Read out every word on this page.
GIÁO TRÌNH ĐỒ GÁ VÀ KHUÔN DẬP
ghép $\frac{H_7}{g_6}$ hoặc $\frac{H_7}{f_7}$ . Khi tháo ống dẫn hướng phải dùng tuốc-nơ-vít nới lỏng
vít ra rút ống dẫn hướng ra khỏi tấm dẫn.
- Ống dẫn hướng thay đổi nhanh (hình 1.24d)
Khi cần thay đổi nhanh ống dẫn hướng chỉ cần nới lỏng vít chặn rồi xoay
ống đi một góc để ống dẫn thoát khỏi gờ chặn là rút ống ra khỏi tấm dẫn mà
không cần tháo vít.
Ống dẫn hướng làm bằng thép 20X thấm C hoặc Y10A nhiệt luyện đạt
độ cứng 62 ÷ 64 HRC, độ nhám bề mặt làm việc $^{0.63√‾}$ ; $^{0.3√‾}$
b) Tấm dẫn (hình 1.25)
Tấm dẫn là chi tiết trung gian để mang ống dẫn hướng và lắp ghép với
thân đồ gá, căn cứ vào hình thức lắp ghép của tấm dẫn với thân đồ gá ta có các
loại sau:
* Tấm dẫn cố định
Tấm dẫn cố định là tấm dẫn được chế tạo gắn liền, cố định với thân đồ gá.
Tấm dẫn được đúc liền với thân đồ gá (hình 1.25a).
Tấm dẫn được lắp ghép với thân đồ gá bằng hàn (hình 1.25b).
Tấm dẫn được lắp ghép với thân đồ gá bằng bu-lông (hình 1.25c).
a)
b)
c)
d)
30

----------------

Make an exact copy of the data above.

→ SOLUTION TO THIS PROBLEM
Read out every word on this page.
GIÁO TRÌNH ĐỒ GÁ VÀ KHUÔN DẬP
ghép $\frac{H_7}{g_6}$ hoặc $\frac{H_7}{f_7}$ . Khi tháo ống dẫn hướng phải dùng tuốc-nơ-vít nới lỏng
vít ra rút ống dẫn hướng ra khỏi tấm dẫn.
- Ống dẫn hướng thay đổi nhanh (hình 1.24d)
Khi cần thay đổi nhanh ống dẫn hướng chỉ cần nới lỏng vít chặn rồi xoay
ống đi một góc để ống dẫn thoát khỏi gờ chặn là rút ống ra khỏi tấm dẫn mà
không cần tháo vít.
Ống dẫn hướng làm bằng thép 20X thấm C hoặc Y10A nhiệt luyện đạt
độ cứng 62 ÷ 64 HRC, độ nhám bề mặt làm việc $^{0.63√‾}$ ; $^{0.3√‾}$
b) Tấm dẫn (hình 1.25)
Tấm dẫn là chi tiết trung gian để mang ống dẫn hướng và lắp ghép với
thân đồ gá, căn cứ vào hình thức lắp ghép của tấm dẫn với thân đồ gá ta có các
loại sau:
* Tấm dẫn cố định
Tấm dẫn cố định là tấm dẫn được chế tạo gắn liền, cố định với thân đồ gá.
Tấm dẫn được đúc liền với thân đồ gá (hình 1.25a).
Tấm dẫn được lắp ghép với thân đồ gá bằng hàn (hình 1.25b).
Tấm dẫn được lắp ghép với thân đồ gá bằng bu-lông (hình 1.25c).
a)
b)
c)
d)
30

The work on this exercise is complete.